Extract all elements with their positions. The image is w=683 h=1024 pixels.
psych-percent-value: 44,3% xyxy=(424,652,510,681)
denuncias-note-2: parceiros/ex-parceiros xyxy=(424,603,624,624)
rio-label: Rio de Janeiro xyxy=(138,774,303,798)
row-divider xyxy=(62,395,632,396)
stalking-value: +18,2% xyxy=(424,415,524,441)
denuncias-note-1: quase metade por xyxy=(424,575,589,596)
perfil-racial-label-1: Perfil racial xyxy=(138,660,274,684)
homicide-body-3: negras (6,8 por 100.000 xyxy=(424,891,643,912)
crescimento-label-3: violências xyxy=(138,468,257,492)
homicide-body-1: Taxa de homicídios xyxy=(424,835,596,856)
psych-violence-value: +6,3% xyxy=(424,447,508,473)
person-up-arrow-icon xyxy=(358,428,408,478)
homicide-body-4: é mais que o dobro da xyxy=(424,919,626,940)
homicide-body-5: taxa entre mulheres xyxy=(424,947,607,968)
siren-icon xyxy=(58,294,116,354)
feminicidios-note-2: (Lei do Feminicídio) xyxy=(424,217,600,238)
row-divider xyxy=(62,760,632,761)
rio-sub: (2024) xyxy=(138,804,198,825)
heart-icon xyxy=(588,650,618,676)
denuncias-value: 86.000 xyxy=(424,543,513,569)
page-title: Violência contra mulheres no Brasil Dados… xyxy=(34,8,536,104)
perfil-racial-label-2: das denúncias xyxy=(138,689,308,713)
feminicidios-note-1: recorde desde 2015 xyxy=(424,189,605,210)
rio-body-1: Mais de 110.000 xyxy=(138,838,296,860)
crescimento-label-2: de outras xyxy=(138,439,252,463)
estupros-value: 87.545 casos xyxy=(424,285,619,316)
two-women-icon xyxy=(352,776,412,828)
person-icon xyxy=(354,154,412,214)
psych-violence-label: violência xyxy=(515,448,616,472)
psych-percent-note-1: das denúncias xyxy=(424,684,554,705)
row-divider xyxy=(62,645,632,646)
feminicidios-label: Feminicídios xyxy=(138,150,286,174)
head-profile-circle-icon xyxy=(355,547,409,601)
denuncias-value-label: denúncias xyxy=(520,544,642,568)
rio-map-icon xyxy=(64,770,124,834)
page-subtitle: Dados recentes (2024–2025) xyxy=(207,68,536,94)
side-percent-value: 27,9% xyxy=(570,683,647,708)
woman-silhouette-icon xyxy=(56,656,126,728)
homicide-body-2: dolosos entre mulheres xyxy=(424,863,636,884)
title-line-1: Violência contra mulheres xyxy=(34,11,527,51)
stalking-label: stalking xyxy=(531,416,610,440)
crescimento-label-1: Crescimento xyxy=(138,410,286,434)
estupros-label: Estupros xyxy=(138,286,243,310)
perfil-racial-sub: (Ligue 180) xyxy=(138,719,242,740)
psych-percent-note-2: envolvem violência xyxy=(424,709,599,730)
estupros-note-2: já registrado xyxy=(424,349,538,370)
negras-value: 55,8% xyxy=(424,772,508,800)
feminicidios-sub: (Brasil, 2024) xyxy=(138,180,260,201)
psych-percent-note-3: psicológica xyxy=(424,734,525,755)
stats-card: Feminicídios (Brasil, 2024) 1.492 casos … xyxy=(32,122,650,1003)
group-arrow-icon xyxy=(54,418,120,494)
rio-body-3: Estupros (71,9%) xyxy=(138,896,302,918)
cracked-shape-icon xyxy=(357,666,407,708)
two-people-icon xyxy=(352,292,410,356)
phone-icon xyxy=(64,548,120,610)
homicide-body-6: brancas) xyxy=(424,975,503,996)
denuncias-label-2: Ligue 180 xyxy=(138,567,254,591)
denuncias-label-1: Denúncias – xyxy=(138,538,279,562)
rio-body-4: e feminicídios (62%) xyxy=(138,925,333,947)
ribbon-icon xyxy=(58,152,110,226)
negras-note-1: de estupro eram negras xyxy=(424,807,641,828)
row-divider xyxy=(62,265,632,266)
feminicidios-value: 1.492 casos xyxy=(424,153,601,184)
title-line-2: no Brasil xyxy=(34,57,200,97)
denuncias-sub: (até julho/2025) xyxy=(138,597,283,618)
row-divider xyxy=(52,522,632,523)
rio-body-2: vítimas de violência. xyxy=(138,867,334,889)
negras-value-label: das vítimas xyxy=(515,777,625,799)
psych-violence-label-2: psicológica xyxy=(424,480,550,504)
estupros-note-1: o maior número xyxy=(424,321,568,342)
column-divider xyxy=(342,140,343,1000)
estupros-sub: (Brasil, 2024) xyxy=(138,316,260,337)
+ + +
* **Exercise**
Reproduce the items word for word, from the very first line up to and including the line with "homicide-body-4: é mais".

* **Written reply**
Extract all elements with their positions. The image is w=683 h=1024 pixels.
psych-percent-value: 44,3% xyxy=(424,652,510,681)
denuncias-note-2: parceiros/ex-parceiros xyxy=(424,603,624,624)
rio-label: Rio de Janeiro xyxy=(138,774,303,798)
row-divider xyxy=(62,395,632,396)
stalking-value: +18,2% xyxy=(424,415,524,441)
denuncias-note-1: quase metade por xyxy=(424,575,589,596)
perfil-racial-label-1: Perfil racial xyxy=(138,660,274,684)
homicide-body-3: negras (6,8 por 100.000 xyxy=(424,891,643,912)
crescimento-label-3: violências xyxy=(138,468,257,492)
homicide-body-1: Taxa de homicídios xyxy=(424,835,596,856)
psych-violence-value: +6,3% xyxy=(424,447,508,473)
person-up-arrow-icon xyxy=(358,428,408,478)
homicide-body-4: é mais que o dobro da xyxy=(424,919,626,940)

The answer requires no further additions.